**EXERCISE PROMPT**
Gather every line holding the string "Agosto".

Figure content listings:
◇ ◇ ◇
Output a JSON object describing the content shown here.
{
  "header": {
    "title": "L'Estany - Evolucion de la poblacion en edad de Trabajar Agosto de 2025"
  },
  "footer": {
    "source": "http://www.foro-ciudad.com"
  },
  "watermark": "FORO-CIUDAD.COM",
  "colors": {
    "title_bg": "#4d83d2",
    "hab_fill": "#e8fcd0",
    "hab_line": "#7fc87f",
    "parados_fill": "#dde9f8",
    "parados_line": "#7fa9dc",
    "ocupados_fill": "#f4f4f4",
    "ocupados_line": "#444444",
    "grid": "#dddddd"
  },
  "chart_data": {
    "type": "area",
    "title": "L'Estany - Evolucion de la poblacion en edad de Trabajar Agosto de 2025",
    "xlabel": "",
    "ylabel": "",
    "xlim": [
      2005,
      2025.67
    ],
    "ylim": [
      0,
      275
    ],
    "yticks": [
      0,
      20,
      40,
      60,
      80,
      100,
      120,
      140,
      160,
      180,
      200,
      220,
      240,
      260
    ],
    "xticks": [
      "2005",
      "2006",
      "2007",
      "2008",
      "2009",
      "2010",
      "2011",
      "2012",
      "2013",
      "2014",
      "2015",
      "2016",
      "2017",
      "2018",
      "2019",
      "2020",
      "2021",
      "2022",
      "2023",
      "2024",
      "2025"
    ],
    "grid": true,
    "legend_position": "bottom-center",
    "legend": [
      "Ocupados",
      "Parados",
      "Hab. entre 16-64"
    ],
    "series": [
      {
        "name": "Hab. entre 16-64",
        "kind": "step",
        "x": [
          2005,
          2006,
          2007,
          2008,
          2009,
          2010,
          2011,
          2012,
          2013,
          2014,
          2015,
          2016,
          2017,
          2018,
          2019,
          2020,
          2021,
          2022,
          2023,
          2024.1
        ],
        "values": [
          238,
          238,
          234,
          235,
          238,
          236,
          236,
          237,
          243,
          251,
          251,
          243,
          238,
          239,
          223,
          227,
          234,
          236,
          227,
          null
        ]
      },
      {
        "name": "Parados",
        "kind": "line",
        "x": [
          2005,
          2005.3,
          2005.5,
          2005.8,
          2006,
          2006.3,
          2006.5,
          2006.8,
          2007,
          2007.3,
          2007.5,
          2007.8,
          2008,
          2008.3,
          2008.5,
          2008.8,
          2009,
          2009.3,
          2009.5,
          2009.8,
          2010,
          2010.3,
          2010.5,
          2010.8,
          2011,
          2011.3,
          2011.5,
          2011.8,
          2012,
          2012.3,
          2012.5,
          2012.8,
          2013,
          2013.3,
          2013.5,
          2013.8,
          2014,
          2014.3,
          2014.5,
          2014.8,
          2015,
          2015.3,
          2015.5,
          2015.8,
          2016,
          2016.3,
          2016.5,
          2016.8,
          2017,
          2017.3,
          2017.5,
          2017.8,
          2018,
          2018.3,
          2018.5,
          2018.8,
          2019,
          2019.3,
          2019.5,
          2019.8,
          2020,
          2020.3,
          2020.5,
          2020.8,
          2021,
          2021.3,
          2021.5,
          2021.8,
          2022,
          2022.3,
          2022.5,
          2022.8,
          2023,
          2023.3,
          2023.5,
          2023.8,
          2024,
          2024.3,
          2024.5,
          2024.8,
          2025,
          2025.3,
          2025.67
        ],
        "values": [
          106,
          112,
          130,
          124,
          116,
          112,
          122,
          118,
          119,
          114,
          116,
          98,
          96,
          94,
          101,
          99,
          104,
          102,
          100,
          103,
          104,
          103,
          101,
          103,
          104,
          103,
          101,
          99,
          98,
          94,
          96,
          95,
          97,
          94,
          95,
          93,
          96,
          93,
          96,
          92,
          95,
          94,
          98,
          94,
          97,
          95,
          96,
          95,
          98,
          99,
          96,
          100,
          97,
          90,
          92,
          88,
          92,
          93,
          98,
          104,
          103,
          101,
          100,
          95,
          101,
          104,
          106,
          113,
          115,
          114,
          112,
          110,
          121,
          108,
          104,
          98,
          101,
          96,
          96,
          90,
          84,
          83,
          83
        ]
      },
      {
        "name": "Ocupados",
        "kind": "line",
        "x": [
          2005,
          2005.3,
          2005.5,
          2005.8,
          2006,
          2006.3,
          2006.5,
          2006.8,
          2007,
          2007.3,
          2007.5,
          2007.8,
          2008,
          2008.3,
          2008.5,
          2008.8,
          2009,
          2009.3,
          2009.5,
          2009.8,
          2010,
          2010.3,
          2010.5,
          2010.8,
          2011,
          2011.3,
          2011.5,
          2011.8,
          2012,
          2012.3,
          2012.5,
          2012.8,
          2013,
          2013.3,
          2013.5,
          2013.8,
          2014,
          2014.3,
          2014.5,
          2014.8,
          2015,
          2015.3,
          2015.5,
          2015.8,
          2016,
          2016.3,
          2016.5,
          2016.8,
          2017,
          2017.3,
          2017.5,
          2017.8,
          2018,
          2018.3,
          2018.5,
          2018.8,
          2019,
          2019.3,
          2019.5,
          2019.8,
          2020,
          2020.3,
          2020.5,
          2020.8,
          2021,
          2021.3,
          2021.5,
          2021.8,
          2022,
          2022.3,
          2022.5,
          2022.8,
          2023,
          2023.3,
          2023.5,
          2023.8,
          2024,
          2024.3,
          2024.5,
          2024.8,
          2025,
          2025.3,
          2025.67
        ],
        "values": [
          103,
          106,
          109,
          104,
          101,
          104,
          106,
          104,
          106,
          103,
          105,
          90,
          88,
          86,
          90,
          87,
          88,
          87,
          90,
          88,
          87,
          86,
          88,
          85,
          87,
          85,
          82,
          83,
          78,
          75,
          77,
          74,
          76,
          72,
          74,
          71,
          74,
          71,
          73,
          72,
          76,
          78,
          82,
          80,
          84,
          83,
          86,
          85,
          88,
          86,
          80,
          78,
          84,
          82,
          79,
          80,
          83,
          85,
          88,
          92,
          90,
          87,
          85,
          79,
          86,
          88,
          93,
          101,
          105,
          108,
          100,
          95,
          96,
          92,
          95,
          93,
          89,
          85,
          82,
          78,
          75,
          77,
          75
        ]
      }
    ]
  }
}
◇ ◇ ◇
**REPLY TO THE TASK**
    "title": "L'Estany - Evolucion de la poblacion en edad de Trabajar Agosto de 2025"
    "title": "L'Estany - Evolucion de la poblacion en edad de Trabajar Agosto de 2025",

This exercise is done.